** Start **

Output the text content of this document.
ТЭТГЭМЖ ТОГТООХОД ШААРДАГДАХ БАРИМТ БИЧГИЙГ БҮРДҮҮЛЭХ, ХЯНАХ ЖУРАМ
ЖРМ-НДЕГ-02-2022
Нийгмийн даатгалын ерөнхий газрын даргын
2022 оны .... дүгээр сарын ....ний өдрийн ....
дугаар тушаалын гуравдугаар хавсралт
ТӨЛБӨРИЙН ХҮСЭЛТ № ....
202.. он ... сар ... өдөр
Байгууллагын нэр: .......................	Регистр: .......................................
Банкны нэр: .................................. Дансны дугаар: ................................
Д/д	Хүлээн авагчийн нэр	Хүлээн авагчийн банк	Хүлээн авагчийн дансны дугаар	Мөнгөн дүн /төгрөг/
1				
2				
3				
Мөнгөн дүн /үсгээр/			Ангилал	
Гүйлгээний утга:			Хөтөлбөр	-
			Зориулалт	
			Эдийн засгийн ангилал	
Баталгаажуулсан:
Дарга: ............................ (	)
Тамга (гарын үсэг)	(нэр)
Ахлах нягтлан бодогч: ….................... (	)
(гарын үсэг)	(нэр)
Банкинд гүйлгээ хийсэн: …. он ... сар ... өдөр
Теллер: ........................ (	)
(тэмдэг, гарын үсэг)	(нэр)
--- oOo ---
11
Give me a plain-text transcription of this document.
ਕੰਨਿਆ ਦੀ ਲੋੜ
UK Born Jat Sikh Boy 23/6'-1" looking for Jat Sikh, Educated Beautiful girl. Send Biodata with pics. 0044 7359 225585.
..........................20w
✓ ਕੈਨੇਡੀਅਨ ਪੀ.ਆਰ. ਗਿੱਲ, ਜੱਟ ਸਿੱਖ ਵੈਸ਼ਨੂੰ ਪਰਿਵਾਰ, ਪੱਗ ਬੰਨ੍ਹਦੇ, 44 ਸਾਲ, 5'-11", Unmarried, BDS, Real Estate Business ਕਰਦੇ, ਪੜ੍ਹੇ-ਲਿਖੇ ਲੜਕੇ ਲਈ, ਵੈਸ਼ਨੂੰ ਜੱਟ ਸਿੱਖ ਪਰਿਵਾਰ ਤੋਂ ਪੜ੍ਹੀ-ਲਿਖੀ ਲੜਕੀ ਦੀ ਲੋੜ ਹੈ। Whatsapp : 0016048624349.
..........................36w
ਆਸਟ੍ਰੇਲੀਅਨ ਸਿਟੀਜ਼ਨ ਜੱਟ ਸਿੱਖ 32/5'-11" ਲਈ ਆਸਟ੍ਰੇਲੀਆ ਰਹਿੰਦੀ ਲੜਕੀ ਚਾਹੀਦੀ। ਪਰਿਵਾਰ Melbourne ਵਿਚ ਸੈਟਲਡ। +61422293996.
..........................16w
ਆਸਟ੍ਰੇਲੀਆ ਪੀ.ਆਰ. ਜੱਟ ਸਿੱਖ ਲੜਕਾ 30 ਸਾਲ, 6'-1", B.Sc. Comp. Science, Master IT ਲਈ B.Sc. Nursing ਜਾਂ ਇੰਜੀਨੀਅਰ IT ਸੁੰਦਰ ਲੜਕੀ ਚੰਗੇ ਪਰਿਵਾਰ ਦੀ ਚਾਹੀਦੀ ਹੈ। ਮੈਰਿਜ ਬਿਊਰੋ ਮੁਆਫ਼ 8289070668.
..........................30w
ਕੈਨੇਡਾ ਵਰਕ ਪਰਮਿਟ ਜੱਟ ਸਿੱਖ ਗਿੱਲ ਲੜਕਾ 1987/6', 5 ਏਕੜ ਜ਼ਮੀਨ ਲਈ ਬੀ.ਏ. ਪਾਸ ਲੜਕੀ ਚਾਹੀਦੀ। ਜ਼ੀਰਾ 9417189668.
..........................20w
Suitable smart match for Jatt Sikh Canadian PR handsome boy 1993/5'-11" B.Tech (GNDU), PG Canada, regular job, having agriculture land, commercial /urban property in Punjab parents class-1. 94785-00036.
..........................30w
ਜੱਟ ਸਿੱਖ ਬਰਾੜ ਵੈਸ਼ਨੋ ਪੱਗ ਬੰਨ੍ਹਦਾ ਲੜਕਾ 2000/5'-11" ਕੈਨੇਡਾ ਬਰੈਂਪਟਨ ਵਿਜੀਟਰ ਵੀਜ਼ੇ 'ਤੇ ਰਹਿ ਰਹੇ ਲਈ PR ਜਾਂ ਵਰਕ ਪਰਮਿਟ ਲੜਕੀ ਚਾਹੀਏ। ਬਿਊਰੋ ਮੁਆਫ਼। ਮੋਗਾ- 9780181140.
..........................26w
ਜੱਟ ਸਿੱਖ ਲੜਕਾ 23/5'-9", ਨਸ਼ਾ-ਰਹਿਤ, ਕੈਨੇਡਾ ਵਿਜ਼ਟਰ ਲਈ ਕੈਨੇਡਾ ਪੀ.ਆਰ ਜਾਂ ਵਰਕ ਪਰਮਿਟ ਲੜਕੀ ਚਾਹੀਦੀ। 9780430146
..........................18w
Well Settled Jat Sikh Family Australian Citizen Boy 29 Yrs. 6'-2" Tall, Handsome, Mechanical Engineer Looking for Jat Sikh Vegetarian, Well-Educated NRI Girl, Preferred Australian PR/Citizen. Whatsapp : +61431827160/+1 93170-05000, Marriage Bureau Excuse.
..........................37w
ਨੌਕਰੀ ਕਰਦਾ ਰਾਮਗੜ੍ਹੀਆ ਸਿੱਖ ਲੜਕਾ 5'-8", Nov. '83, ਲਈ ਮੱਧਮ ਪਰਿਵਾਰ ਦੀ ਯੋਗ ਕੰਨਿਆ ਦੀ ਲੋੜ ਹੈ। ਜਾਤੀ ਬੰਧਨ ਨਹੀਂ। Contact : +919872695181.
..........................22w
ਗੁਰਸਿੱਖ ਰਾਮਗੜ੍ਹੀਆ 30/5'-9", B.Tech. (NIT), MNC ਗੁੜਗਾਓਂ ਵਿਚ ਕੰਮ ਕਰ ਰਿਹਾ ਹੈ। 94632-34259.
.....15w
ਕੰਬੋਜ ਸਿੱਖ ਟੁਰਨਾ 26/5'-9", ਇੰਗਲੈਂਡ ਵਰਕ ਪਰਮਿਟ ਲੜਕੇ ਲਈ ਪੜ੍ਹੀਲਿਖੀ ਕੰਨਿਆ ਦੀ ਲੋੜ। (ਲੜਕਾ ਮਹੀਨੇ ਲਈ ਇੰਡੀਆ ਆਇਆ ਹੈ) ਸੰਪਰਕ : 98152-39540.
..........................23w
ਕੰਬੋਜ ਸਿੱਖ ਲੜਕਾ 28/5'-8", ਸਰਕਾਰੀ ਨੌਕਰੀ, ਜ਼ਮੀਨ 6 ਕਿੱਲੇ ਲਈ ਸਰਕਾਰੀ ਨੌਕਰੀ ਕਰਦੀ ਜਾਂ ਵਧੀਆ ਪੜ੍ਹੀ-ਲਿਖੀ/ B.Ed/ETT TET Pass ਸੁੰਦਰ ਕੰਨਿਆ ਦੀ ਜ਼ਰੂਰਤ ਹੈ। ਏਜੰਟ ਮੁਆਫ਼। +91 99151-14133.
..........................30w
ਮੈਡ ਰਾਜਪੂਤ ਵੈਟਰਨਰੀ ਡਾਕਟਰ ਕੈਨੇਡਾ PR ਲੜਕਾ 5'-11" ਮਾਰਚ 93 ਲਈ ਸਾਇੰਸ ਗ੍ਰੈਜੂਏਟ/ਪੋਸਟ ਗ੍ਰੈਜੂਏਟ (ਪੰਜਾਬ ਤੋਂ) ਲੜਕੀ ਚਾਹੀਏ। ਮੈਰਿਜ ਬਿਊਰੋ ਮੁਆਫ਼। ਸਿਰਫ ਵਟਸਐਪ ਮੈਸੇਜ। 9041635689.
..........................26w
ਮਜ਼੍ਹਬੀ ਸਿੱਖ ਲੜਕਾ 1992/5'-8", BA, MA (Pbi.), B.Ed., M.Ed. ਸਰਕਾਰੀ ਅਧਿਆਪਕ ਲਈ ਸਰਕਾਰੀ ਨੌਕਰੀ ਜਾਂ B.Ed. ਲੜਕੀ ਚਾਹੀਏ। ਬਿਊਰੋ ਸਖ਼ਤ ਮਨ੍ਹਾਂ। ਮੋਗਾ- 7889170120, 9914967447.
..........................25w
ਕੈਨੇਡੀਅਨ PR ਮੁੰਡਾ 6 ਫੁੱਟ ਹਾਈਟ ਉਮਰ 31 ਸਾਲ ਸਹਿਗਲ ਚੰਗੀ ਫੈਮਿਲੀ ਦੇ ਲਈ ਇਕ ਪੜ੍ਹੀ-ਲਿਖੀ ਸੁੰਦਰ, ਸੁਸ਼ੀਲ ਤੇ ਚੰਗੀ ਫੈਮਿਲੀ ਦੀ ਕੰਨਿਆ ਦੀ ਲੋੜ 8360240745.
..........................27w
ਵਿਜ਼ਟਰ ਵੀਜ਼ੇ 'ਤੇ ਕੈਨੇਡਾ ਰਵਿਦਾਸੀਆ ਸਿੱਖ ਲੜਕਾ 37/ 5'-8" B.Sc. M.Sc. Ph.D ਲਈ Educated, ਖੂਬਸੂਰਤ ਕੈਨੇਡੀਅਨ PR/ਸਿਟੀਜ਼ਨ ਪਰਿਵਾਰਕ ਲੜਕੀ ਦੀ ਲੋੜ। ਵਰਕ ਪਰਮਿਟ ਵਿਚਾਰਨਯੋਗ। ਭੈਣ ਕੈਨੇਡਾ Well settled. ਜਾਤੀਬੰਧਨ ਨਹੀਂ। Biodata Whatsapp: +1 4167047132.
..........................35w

** End **

## Stated exercise
In the records above, how many lines include the string "Tech"? Answer with only the number.

## Output for this exercise
2